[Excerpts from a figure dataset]
----------

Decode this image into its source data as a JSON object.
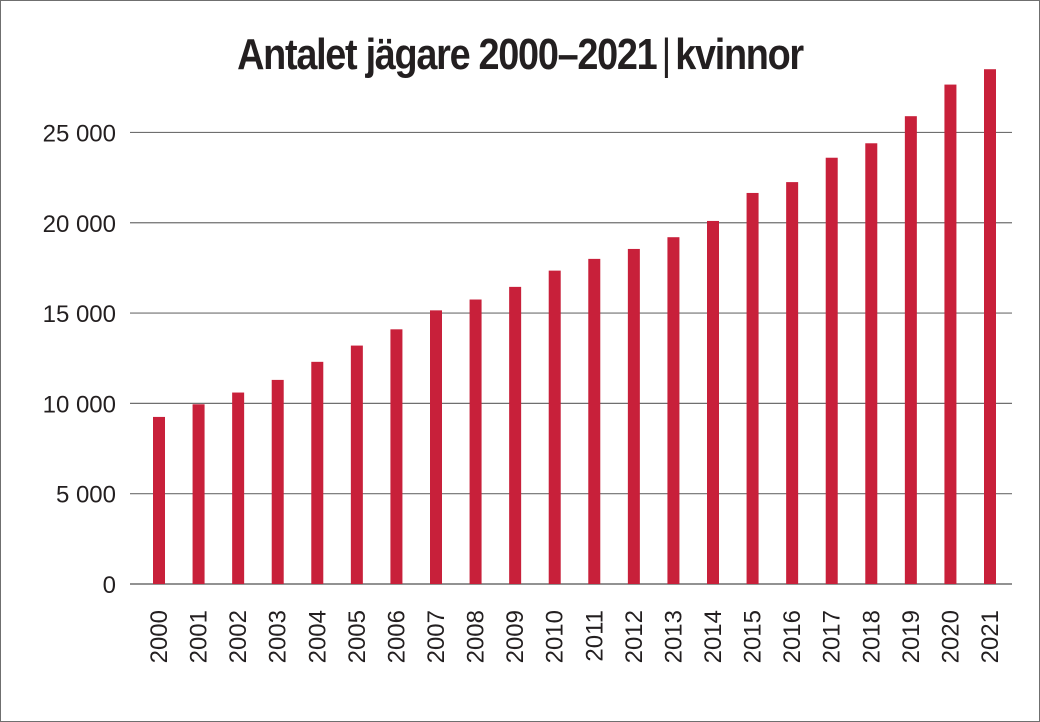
{
  "chart_data": {
    "type": "bar",
    "title": "Antalet jägare 2000–2021",
    "title_suffix": "kvinnor",
    "title_separator": "|",
    "xlabel": "",
    "ylabel": "",
    "categories": [
      "2000",
      "2001",
      "2002",
      "2003",
      "2004",
      "2005",
      "2006",
      "2007",
      "2008",
      "2009",
      "2010",
      "2011",
      "2012",
      "2013",
      "2014",
      "2015",
      "2016",
      "2017",
      "2018",
      "2019",
      "2020",
      "2021"
    ],
    "values": [
      9250,
      9950,
      10600,
      11300,
      12300,
      13200,
      14100,
      15150,
      15750,
      16450,
      17350,
      18000,
      18550,
      19200,
      20100,
      21650,
      22250,
      23600,
      24400,
      25900,
      27650,
      28500
    ],
    "ylim": [
      0,
      28900
    ],
    "yticks": [
      0,
      5000,
      10000,
      15000,
      20000,
      25000
    ],
    "ytick_labels": [
      "0",
      "5 000",
      "10 000",
      "15 000",
      "20 000",
      "25 000"
    ],
    "grid": true,
    "bar_color": "#c8203a",
    "grid_color": "#6f6f6f"
  }
}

----------

- Your goal -
Repeat the material above in full and unchanged, minus its images.

- Response to the exercise -
Decode this image into its source data as a JSON object.
{
  "chart_data": {
    "type": "bar",
    "title": "Antalet jägare 2000–2021",
    "title_suffix": "kvinnor",
    "title_separator": "|",
    "xlabel": "",
    "ylabel": "",
    "categories": [
      "2000",
      "2001",
      "2002",
      "2003",
      "2004",
      "2005",
      "2006",
      "2007",
      "2008",
      "2009",
      "2010",
      "2011",
      "2012",
      "2013",
      "2014",
      "2015",
      "2016",
      "2017",
      "2018",
      "2019",
      "2020",
      "2021"
    ],
    "values": [
      9250,
      9950,
      10600,
      11300,
      12300,
      13200,
      14100,
      15150,
      15750,
      16450,
      17350,
      18000,
      18550,
      19200,
      20100,
      21650,
      22250,
      23600,
      24400,
      25900,
      27650,
      28500
    ],
    "ylim": [
      0,
      28900
    ],
    "yticks": [
      0,
      5000,
      10000,
      15000,
      20000,
      25000
    ],
    "ytick_labels": [
      "0",
      "5 000",
      "10 000",
      "15 000",
      "20 000",
      "25 000"
    ],
    "grid": true,
    "bar_color": "#c8203a",
    "grid_color": "#6f6f6f"
  }
}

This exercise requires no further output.